(Records from a collection of figures)
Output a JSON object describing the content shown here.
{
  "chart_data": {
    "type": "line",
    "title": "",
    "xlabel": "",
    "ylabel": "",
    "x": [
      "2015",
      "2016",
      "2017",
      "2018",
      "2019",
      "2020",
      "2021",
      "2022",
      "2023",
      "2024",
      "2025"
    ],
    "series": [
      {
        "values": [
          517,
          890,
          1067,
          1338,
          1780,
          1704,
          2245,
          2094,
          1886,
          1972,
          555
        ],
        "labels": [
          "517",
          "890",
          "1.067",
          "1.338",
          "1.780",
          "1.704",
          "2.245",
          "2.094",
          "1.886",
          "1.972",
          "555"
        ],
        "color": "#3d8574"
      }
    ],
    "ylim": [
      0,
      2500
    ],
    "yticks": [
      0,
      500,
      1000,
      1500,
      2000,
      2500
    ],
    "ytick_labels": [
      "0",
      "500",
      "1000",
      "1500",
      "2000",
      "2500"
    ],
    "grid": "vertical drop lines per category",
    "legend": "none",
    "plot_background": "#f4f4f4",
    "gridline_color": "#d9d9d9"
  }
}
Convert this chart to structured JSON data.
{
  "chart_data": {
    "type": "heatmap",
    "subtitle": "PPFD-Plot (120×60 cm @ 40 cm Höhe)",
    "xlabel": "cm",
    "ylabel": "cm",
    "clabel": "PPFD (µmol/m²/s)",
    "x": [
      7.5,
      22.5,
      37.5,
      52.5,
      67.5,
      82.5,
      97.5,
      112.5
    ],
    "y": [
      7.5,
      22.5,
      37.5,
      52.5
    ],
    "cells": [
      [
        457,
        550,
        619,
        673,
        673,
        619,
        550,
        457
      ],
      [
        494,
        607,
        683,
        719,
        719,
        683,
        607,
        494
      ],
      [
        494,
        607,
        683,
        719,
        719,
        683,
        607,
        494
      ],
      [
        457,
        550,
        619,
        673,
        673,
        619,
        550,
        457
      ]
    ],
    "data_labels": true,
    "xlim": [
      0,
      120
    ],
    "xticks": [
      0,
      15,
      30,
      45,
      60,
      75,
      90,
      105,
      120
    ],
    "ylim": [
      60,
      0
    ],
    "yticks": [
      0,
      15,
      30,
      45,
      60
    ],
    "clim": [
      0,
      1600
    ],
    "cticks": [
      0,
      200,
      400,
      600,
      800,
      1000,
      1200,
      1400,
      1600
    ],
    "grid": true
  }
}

### What this task involves
Locate each line containing the string "JSON" and show it.

### Full response
Output a JSON object describing the content shown here.
Convert this chart to structured JSON data.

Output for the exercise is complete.